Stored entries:
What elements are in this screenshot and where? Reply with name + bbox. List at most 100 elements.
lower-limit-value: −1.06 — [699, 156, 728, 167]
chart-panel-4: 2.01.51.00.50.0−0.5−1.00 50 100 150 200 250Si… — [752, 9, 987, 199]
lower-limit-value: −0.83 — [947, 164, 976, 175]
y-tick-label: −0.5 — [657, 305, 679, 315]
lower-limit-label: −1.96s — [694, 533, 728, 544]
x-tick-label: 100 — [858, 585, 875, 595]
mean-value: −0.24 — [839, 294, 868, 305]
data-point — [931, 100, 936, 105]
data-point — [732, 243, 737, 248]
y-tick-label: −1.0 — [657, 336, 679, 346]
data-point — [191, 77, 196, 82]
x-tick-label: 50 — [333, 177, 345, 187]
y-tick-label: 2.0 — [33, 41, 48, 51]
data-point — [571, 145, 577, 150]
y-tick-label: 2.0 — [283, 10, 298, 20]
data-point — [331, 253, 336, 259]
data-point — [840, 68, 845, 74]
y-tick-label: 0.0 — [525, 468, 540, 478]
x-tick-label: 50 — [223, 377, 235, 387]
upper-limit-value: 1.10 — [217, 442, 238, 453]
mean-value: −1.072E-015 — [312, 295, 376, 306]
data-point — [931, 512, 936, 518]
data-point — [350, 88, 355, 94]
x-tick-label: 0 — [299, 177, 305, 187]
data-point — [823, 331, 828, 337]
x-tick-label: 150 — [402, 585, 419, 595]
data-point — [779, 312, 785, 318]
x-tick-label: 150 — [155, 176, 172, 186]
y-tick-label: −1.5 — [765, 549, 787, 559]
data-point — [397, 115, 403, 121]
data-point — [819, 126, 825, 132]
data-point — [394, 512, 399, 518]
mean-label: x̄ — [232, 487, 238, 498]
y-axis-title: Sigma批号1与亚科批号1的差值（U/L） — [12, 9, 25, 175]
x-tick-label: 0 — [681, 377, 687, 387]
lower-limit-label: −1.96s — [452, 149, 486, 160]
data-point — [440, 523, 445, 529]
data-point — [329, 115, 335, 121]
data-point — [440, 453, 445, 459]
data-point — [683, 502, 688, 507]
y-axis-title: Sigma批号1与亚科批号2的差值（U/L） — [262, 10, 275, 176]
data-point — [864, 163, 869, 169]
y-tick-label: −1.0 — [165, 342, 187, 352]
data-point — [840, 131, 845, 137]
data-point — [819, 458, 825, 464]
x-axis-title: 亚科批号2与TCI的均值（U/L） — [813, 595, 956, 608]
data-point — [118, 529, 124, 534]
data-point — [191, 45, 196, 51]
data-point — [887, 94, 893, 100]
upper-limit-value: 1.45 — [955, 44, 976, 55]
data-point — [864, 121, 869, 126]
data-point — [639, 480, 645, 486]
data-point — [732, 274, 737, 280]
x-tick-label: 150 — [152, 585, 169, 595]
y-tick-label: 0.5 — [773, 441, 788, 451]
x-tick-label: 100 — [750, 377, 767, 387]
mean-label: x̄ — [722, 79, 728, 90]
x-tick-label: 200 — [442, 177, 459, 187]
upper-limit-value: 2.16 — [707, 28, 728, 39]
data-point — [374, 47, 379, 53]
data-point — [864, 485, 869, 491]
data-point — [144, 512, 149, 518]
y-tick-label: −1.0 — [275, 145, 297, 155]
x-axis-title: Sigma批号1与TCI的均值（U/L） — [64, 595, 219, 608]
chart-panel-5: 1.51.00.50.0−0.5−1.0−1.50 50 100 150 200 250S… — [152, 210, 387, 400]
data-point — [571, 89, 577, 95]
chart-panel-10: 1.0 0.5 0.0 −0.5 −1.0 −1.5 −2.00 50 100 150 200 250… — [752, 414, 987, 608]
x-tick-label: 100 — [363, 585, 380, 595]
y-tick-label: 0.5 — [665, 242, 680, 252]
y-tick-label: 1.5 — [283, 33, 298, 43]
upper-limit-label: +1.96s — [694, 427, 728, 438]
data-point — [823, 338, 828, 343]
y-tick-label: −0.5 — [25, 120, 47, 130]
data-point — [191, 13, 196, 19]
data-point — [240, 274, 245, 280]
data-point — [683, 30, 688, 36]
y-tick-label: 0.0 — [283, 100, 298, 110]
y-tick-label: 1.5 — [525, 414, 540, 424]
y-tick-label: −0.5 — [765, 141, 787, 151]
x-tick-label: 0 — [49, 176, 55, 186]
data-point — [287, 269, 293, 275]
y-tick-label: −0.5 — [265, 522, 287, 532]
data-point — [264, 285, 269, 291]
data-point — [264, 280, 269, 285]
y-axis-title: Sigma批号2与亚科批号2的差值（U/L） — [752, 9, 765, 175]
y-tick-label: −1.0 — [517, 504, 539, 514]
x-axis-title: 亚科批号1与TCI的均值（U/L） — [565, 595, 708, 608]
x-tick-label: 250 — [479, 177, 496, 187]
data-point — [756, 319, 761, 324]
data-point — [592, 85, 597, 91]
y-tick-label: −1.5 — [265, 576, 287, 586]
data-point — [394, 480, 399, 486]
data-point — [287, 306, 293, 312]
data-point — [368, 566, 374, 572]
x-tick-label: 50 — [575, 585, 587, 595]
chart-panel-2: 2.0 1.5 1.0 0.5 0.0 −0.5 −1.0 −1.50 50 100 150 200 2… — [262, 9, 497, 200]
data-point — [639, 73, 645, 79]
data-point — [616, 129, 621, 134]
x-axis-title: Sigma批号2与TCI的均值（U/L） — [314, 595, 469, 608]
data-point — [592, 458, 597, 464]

Aim = Render every line of the listing above as a Markdown table with the columns "Row" and "Listing line," numbering the rows in order and omitting any blank lines.

Output for this task =
| Row | Listing line |
|---|---|
| 1 | What elements are in this screenshot and where? Reply with name + bbox. List at most 100 elements. |
| 2 | lower-limit-value: −1.06 — [699, 156, 728, 167] |
| 3 | chart-panel-4: 2.01.51.00.50.0−0.5−1.00 50 100 150 200 250Si… — [752, 9, 987, 199] |
| 4 | lower-limit-value: −0.83 — [947, 164, 976, 175] |
| 5 | y-tick-label: −0.5 — [657, 305, 679, 315] |
| 6 | lower-limit-label: −1.96s — [694, 533, 728, 544] |
| 7 | x-tick-label: 100 — [858, 585, 875, 595] |
| 8 | mean-value: −0.24 — [839, 294, 868, 305] |
| 9 | data-point — [931, 100, 936, 105] |
| 10 | data-point — [732, 243, 737, 248] |
| 11 | y-tick-label: −1.0 — [657, 336, 679, 346] |
| 12 | data-point — [191, 77, 196, 82] |
| 13 | x-tick-label: 50 — [333, 177, 345, 187] |
| 14 | y-tick-label: 2.0 — [33, 41, 48, 51] |
| 15 | data-point — [571, 145, 577, 150] |
| 16 | y-tick-label: 2.0 — [283, 10, 298, 20] |
| 17 | data-point — [331, 253, 336, 259] |
| 18 | data-point — [840, 68, 845, 74] |
| 19 | y-tick-label: 0.0 — [525, 468, 540, 478] |
| 20 | x-tick-label: 50 — [223, 377, 235, 387] |
| 21 | upper-limit-value: 1.10 — [217, 442, 238, 453] |
| 22 | mean-value: −1.072E-015 — [312, 295, 376, 306] |
| 23 | data-point — [931, 512, 936, 518] |
| 24 | data-point — [350, 88, 355, 94] |
| 25 | x-tick-label: 0 — [299, 177, 305, 187] |
| 26 | data-point — [823, 331, 828, 337] |
| 27 | x-tick-label: 150 — [402, 585, 419, 595] |
| 28 | data-point — [779, 312, 785, 318] |
| 29 | x-tick-label: 150 — [155, 176, 172, 186] |
| 30 | y-tick-label: −1.5 — [765, 549, 787, 559] |
| 31 | data-point — [397, 115, 403, 121] |
| 32 | data-point — [819, 126, 825, 132] |
| 33 | data-point — [394, 512, 399, 518] |
| 34 | mean-label: x̄ — [232, 487, 238, 498] |
| 35 | y-axis-title: Sigma批号1与亚科批号1的差值（U/L） — [12, 9, 25, 175] |
| 36 | x-tick-label: 0 — [681, 377, 687, 387] |
| 37 | lower-limit-label: −1.96s — [452, 149, 486, 160] |
| 38 | data-point — [440, 523, 445, 529] |
| 39 | data-point — [329, 115, 335, 121] |
| 40 | data-point — [440, 453, 445, 459] |
| 41 | data-point — [683, 502, 688, 507] |
| 42 | y-axis-title: Sigma批号1与亚科批号2的差值（U/L） — [262, 10, 275, 176] |
| 43 | data-point — [864, 163, 869, 169] |
| 44 | y-tick-label: −1.0 — [165, 342, 187, 352] |
| 45 | data-point — [840, 131, 845, 137] |
| 46 | data-point — [819, 458, 825, 464] |
| 47 | x-axis-title: 亚科批号2与TCI的均值（U/L） — [813, 595, 956, 608] |
| 48 | data-point — [118, 529, 124, 534] |
| 49 | data-point — [191, 45, 196, 51] |
| 50 | data-point — [887, 94, 893, 100] |
| 51 | upper-limit-value: 1.45 — [955, 44, 976, 55] |
| 52 | data-point — [864, 121, 869, 126] |
| 53 | data-point — [639, 480, 645, 486] |
| 54 | data-point — [732, 274, 737, 280] |
| 55 | x-tick-label: 150 — [152, 585, 169, 595] |
| 56 | y-tick-label: 0.5 — [773, 441, 788, 451] |
| 57 | x-tick-label: 100 — [750, 377, 767, 387] |
| 58 | mean-label: x̄ — [722, 79, 728, 90] |
| 59 | x-tick-label: 200 — [442, 177, 459, 187] |
| 60 | upper-limit-value: 2.16 — [707, 28, 728, 39] |
| 61 | data-point — [374, 47, 379, 53] |
| 62 | data-point — [864, 485, 869, 491] |
| 63 | data-point — [144, 512, 149, 518] |
| 64 | y-tick-label: −1.0 — [275, 145, 297, 155] |
| 65 | x-axis-title: Sigma批号1与TCI的均值（U/L） — [64, 595, 219, 608] |
| 66 | chart-panel-5: 1.51.00.50.0−0.5−1.0−1.50 50 100 150 200 250S… — [152, 210, 387, 400] |
| 67 | data-point — [571, 89, 577, 95] |
| 68 | chart-panel-10: 1.0 0.5 0.0 −0.5 −1.0 −1.5 −2.00 50 100 150 200 250… — [752, 414, 987, 608] |
| 69 | x-tick-label: 100 — [363, 585, 380, 595] |
| 70 | y-tick-label: 0.5 — [665, 242, 680, 252] |
| 71 | y-tick-label: 1.5 — [283, 33, 298, 43] |
| 72 | upper-limit-label: +1.96s — [694, 427, 728, 438] |
| 73 | data-point — [823, 338, 828, 343] |
| 74 | y-tick-label: −0.5 — [25, 120, 47, 130] |
| 75 | data-point — [191, 13, 196, 19] |
| 76 | data-point — [240, 274, 245, 280] |
| 77 | data-point — [683, 30, 688, 36] |
| 78 | y-tick-label: 0.0 — [283, 100, 298, 110] |
| 79 | y-tick-label: 1.5 — [525, 414, 540, 424] |
| 80 | y-tick-label: −0.5 — [765, 141, 787, 151] |
| 81 | x-tick-label: 0 — [49, 176, 55, 186] |
| 82 | data-point — [287, 269, 293, 275] |
| 83 | y-tick-label: −0.5 — [265, 522, 287, 532] |
| 84 | data-point — [264, 285, 269, 291] |
| 85 | data-point — [264, 280, 269, 285] |
| 86 | y-axis-title: Sigma批号2与亚科批号2的差值（U/L） — [752, 9, 765, 175] |
| 87 | y-tick-label: −1.0 — [517, 504, 539, 514] |
| 88 | x-axis-title: 亚科批号1与TCI的均值（U/L） — [565, 595, 708, 608] |
| 89 | x-tick-label: 250 — [479, 177, 496, 187] |
| 90 | data-point — [756, 319, 761, 324] |
| 91 | data-point — [592, 85, 597, 91] |
| 92 | y-tick-label: −1.5 — [265, 576, 287, 586] |
| 93 | data-point — [394, 480, 399, 486] |
| 94 | data-point — [287, 306, 293, 312] |
| 95 | data-point — [368, 566, 374, 572] |
| 96 | x-tick-label: 50 — [575, 585, 587, 595] |
| 97 | chart-panel-2: 2.0 1.5 1.0 0.5 0.0 −0.5 −1.0 −1.50 50 100 150 200 2… — [262, 9, 497, 200] |
| 98 | data-point — [639, 73, 645, 79] |
| 99 | data-point — [616, 129, 621, 134] |
| 100 | x-axis-title: Sigma批号2与TCI的均值（U/L） — [314, 595, 469, 608] |
| 101 | data-point — [592, 458, 597, 464] |